Could you retype the records starting at the line that has "x-tick-label: -3% — [366, 710, 390, 725]" and ending after the line that has "logo-mark-icon — [566, 771, 608, 811]", changing nothing?
========
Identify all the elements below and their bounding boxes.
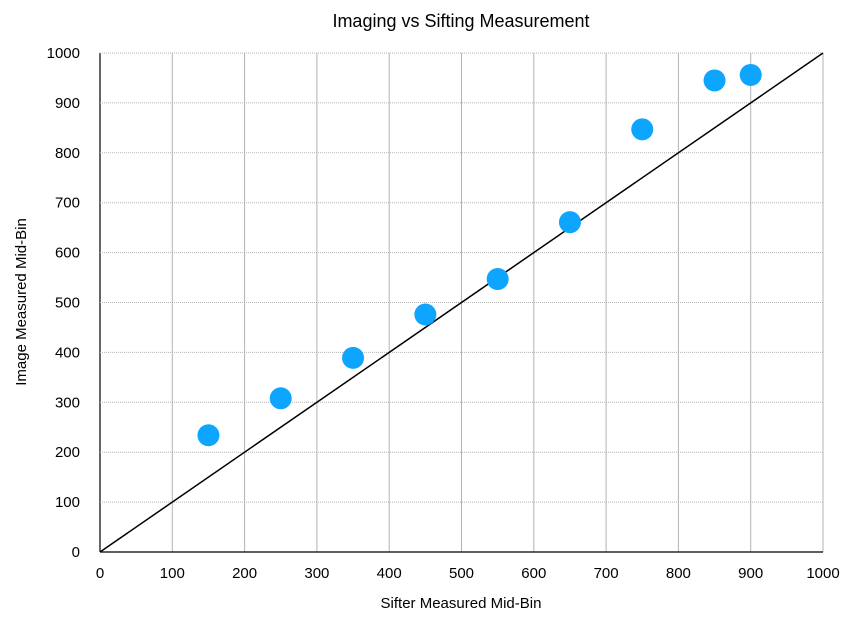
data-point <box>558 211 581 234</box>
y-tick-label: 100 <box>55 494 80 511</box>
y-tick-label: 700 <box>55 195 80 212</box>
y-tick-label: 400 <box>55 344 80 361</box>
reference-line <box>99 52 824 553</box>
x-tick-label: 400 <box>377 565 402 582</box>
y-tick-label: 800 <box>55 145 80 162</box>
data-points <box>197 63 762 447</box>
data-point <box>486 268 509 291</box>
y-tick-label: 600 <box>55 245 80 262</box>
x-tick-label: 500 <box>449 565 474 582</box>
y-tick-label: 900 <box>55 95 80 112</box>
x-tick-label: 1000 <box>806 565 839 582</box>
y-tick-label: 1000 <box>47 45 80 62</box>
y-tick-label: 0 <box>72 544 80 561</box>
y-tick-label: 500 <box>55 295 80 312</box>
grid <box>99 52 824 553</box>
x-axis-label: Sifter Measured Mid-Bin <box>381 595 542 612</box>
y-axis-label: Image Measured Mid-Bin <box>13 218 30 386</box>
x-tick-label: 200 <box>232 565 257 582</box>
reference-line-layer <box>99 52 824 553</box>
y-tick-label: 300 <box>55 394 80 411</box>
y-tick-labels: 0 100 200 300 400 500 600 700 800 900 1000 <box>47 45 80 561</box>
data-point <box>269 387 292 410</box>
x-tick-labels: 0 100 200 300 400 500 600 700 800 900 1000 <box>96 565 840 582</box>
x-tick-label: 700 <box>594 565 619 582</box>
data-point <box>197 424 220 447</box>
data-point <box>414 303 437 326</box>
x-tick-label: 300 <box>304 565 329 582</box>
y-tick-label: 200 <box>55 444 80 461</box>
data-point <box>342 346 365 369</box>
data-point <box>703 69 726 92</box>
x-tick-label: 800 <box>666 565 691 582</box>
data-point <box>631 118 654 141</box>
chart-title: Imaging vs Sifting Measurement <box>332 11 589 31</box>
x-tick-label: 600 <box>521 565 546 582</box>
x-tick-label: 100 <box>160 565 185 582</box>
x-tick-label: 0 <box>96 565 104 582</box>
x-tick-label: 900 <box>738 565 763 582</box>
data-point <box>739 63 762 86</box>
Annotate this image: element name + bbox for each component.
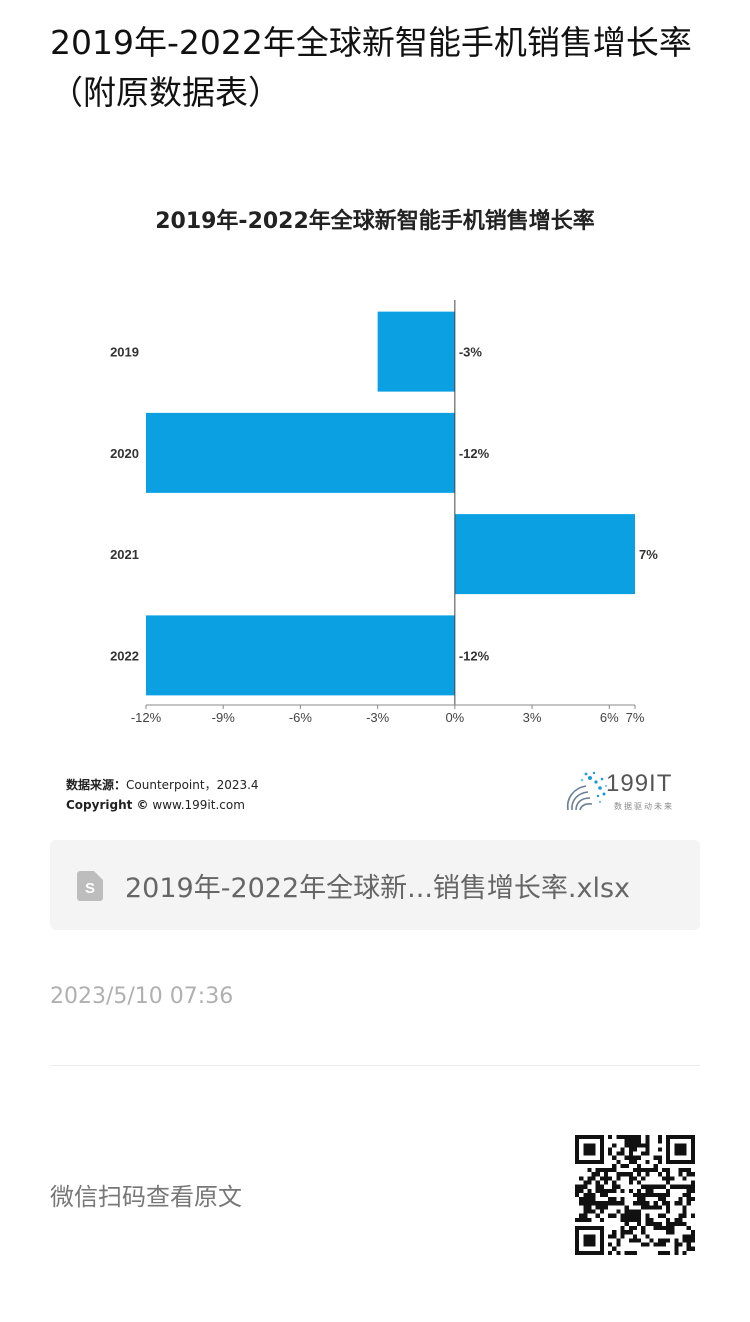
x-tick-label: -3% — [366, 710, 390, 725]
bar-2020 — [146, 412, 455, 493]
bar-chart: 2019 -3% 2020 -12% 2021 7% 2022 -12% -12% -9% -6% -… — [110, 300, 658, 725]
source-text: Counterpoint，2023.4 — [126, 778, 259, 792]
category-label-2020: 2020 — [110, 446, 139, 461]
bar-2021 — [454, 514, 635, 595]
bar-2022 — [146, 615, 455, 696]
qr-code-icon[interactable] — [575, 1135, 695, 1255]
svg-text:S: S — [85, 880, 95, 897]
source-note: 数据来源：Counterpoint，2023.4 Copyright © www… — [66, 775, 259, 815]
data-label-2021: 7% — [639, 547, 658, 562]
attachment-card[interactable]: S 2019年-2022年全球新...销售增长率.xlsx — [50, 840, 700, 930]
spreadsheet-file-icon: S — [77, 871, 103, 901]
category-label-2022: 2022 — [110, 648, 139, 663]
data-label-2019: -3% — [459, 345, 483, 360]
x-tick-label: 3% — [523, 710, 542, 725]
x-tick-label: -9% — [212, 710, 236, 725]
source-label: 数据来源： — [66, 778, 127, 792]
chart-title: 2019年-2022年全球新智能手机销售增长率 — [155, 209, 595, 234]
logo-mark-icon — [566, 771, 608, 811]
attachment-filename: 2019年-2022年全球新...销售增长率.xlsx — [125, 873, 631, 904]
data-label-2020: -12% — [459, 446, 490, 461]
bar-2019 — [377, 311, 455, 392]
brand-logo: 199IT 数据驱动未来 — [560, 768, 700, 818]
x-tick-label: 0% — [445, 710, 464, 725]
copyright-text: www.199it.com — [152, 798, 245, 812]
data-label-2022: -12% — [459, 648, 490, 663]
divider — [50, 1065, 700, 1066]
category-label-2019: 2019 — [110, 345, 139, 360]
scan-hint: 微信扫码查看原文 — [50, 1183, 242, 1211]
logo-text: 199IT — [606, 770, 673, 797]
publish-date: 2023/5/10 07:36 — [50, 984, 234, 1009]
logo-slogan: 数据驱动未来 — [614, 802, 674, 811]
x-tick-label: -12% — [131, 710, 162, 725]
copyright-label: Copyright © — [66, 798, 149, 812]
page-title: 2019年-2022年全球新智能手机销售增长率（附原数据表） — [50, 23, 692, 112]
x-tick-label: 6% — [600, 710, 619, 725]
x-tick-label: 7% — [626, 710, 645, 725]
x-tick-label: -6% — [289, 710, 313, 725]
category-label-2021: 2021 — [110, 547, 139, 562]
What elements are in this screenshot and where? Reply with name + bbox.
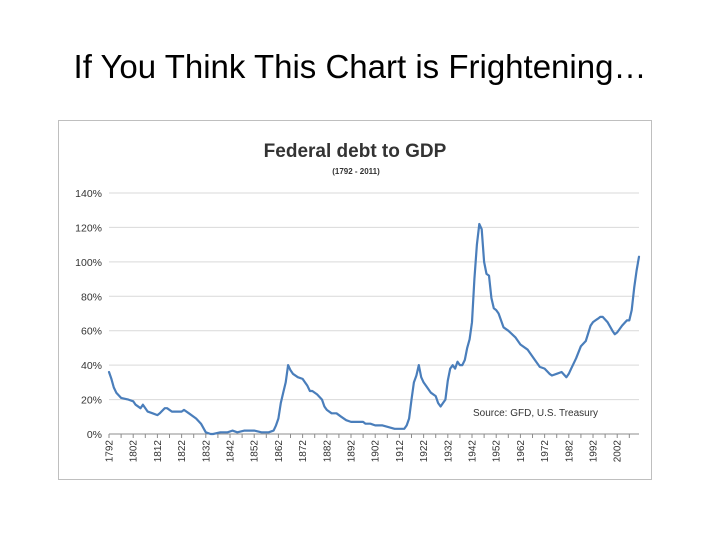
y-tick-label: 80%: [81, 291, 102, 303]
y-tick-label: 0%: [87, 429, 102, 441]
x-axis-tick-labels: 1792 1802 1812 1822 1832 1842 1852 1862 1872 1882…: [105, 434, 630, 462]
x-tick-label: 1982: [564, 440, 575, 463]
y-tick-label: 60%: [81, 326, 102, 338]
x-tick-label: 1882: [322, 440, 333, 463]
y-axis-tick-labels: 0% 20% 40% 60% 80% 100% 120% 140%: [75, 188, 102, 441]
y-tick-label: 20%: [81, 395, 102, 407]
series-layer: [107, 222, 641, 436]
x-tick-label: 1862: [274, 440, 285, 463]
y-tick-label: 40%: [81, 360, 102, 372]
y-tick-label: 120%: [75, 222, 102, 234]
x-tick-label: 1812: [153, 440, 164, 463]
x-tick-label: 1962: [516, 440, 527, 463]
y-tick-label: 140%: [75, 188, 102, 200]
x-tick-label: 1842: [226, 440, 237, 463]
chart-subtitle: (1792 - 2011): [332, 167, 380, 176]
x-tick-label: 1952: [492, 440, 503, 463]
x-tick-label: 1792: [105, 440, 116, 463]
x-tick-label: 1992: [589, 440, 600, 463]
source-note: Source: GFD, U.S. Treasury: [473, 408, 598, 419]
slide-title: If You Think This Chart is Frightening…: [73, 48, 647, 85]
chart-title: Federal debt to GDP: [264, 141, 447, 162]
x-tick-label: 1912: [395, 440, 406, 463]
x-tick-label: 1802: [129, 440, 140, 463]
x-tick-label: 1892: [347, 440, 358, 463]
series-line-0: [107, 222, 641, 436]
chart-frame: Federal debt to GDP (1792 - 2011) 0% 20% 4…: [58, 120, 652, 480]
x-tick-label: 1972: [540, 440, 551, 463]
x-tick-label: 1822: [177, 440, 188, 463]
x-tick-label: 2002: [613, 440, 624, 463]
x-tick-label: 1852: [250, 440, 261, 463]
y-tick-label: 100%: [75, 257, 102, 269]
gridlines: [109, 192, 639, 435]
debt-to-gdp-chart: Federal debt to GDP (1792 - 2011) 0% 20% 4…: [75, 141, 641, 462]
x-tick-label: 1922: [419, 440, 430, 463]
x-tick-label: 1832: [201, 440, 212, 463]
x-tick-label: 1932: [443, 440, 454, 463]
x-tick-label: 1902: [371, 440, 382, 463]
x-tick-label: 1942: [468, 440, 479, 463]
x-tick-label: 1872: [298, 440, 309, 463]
========
Exercise output:
x-tick-label: -3% — [366, 710, 390, 725]
bar-2020 — [146, 412, 455, 493]
bar-chart: 2019 -3% 2020 -12% 2021 7% 2022 -12% -12% -9% -6% -… — [110, 300, 658, 725]
source-text: Counterpoint，2023.4 — [126, 778, 259, 792]
category-label-2020: 2020 — [110, 446, 139, 461]
bar-2021 — [454, 514, 635, 595]
bar-2022 — [146, 615, 455, 696]
qr-code-icon[interactable] — [575, 1135, 695, 1255]
svg-text:S: S — [85, 880, 95, 897]
source-note: 数据来源：Counterpoint，2023.4 Copyright © www… — [66, 775, 259, 815]
data-label-2021: 7% — [639, 547, 658, 562]
attachment-card[interactable]: S 2019年-2022年全球新...销售增长率.xlsx — [50, 840, 700, 930]
spreadsheet-file-icon: S — [77, 871, 103, 901]
category-label-2022: 2022 — [110, 648, 139, 663]
data-label-2019: -3% — [459, 345, 483, 360]
x-tick-label: 3% — [523, 710, 542, 725]
x-tick-label: -9% — [212, 710, 236, 725]
source-label: 数据来源： — [66, 778, 127, 792]
chart-title: 2019年-2022年全球新智能手机销售增长率 — [155, 209, 595, 234]
logo-mark-icon — [566, 771, 608, 811]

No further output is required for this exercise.